*Provided records*.
- - - - - - -
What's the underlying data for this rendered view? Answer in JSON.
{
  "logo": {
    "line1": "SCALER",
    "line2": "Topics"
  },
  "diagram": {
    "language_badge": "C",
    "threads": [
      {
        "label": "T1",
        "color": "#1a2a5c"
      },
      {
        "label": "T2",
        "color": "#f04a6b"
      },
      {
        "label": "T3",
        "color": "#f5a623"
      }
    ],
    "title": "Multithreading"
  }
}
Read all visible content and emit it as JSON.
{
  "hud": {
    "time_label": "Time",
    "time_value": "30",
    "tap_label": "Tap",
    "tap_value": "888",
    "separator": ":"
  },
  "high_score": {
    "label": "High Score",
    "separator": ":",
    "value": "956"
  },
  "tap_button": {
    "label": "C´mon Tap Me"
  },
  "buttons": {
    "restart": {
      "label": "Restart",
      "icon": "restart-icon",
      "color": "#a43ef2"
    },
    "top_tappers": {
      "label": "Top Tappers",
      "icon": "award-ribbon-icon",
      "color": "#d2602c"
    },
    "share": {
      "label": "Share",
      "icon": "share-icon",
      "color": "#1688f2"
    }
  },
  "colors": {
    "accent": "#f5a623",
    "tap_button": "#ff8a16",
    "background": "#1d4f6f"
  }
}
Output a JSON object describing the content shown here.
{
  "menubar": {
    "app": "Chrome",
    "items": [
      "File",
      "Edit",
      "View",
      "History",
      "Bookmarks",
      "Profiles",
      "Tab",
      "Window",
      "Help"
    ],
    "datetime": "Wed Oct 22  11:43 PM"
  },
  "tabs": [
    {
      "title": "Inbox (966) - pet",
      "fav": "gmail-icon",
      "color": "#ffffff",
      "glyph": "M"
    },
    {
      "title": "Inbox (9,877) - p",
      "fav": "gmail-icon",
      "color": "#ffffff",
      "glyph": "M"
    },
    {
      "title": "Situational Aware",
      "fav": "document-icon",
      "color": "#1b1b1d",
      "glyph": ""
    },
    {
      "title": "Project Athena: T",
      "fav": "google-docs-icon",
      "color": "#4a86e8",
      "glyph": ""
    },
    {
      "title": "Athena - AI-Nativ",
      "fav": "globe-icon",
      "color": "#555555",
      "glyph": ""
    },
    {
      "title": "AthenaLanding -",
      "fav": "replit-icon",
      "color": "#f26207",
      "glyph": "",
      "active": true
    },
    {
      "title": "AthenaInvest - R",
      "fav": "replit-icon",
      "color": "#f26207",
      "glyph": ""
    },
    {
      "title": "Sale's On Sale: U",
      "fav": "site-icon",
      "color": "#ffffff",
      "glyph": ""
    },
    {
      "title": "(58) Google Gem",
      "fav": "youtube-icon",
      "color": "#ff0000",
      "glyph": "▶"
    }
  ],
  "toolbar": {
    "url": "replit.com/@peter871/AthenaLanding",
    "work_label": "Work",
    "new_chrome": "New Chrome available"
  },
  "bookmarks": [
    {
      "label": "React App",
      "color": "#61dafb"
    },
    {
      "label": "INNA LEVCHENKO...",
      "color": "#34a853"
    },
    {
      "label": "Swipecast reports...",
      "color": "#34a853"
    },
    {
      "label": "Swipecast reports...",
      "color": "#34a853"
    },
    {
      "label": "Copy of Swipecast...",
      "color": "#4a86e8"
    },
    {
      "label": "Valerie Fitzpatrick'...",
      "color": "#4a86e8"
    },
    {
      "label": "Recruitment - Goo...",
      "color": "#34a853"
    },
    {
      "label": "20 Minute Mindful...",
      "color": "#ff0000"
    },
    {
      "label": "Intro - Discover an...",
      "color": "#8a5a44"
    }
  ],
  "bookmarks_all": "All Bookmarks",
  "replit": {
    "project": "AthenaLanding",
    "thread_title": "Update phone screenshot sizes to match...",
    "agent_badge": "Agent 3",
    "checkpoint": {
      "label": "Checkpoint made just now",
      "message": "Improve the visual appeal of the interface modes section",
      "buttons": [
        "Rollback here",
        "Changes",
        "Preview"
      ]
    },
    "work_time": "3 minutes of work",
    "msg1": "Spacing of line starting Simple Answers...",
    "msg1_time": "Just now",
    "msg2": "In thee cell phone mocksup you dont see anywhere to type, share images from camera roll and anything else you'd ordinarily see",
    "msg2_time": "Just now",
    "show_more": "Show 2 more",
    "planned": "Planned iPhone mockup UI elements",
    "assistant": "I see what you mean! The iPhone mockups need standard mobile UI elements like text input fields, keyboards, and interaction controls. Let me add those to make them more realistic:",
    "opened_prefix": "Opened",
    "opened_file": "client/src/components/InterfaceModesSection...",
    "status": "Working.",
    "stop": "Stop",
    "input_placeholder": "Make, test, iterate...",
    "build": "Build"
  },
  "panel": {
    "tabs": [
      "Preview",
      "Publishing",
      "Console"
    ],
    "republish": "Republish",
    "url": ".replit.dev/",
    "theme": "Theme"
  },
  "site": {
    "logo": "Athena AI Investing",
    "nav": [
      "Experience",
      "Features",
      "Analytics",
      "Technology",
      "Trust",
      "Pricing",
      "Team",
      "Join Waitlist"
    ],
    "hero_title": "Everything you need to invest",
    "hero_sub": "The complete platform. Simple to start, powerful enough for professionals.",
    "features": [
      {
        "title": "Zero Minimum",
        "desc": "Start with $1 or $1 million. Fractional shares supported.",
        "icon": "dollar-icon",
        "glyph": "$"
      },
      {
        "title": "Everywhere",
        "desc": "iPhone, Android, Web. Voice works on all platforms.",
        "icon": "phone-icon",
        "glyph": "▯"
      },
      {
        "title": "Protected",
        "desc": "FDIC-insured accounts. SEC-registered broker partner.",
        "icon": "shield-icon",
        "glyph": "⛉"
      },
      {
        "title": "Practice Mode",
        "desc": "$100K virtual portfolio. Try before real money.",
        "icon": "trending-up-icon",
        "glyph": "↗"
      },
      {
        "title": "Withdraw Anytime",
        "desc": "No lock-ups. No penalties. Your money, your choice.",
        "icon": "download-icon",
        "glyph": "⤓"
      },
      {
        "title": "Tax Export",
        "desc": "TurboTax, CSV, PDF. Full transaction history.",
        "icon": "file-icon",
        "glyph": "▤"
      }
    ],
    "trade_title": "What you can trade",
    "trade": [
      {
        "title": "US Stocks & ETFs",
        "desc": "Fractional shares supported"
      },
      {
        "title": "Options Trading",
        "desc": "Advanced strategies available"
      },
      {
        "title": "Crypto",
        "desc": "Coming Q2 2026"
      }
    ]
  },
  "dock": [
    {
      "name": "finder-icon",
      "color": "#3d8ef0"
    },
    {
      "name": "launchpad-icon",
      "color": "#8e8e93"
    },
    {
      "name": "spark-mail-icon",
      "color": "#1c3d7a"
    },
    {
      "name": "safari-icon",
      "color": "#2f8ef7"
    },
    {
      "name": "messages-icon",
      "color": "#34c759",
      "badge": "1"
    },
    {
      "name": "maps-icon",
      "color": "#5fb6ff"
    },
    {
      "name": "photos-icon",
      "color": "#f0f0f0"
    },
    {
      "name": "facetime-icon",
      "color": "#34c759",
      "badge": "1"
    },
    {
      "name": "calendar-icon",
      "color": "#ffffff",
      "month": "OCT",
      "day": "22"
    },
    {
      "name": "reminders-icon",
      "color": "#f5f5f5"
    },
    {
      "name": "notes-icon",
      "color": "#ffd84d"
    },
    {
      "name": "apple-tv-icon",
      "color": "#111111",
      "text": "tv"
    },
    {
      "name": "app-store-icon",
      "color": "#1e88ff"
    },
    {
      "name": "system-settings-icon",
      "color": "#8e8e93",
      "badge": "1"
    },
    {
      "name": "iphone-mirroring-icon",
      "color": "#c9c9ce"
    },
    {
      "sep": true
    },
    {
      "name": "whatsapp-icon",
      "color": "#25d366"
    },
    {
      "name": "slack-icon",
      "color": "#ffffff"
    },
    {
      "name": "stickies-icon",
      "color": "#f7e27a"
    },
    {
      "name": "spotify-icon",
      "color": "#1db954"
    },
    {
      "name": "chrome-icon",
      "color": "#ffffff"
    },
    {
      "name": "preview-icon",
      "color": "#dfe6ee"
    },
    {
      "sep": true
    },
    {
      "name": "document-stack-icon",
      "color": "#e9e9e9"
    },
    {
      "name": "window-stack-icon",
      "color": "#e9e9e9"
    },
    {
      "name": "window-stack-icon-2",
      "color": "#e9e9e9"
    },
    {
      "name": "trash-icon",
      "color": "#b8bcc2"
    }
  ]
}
- - - - - - -
*Written task*.
Copy out each line of the listing that holds "stack".

*Solution to this exercise*.
      "name": "document-stack-icon",
      "name": "window-stack-icon",
      "name": "window-stack-icon-2",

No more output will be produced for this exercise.